=== Dataset excerpts ===

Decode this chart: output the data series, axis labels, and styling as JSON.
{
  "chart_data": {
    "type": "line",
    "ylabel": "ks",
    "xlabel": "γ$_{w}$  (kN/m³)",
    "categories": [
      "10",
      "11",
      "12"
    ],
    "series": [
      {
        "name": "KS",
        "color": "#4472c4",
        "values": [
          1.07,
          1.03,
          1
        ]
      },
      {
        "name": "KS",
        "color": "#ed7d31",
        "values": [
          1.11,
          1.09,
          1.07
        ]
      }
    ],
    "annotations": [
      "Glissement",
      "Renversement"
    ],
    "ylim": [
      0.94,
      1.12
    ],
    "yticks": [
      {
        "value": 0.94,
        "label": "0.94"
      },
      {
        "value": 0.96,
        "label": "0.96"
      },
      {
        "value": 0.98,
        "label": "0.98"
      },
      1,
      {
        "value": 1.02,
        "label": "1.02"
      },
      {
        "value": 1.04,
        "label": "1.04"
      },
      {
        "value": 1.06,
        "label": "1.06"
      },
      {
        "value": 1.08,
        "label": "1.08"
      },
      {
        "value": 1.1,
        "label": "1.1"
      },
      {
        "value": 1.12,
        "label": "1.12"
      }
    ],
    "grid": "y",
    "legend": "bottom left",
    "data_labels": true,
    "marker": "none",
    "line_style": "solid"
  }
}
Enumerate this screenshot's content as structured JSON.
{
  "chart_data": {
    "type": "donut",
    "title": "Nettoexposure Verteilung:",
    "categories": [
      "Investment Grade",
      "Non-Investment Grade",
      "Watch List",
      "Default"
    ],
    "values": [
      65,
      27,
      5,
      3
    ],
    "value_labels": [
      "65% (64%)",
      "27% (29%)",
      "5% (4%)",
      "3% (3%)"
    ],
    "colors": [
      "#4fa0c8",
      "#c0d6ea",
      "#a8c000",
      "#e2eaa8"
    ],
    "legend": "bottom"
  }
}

===

Your task is to retype all the records above with nothing left out.

# Written solution:
Decode this chart: output the data series, axis labels, and styling as JSON.
{
  "chart_data": {
    "type": "line",
    "ylabel": "ks",
    "xlabel": "γ$_{w}$  (kN/m³)",
    "categories": [
      "10",
      "11",
      "12"
    ],
    "series": [
      {
        "name": "KS",
        "color": "#4472c4",
        "values": [
          1.07,
          1.03,
          1
        ]
      },
      {
        "name": "KS",
        "color": "#ed7d31",
        "values": [
          1.11,
          1.09,
          1.07
        ]
      }
    ],
    "annotations": [
      "Glissement",
      "Renversement"
    ],
    "ylim": [
      0.94,
      1.12
    ],
    "yticks": [
      {
        "value": 0.94,
        "label": "0.94"
      },
      {
        "value": 0.96,
        "label": "0.96"
      },
      {
        "value": 0.98,
        "label": "0.98"
      },
      1,
      {
        "value": 1.02,
        "label": "1.02"
      },
      {
        "value": 1.04,
        "label": "1.04"
      },
      {
        "value": 1.06,
        "label": "1.06"
      },
      {
        "value": 1.08,
        "label": "1.08"
      },
      {
        "value": 1.1,
        "label": "1.1"
      },
      {
        "value": 1.12,
        "label": "1.12"
      }
    ],
    "grid": "y",
    "legend": "bottom left",
    "data_labels": true,
    "marker": "none",
    "line_style": "solid"
  }
}
Enumerate this screenshot's content as structured JSON.
{
  "chart_data": {
    "type": "donut",
    "title": "Nettoexposure Verteilung:",
    "categories": [
      "Investment Grade",
      "Non-Investment Grade",
      "Watch List",
      "Default"
    ],
    "values": [
      65,
      27,
      5,
      3
    ],
    "value_labels": [
      "65% (64%)",
      "27% (29%)",
      "5% (4%)",
      "3% (3%)"
    ],
    "colors": [
      "#4fa0c8",
      "#c0d6ea",
      "#a8c000",
      "#e2eaa8"
    ],
    "legend": "bottom"
  }
}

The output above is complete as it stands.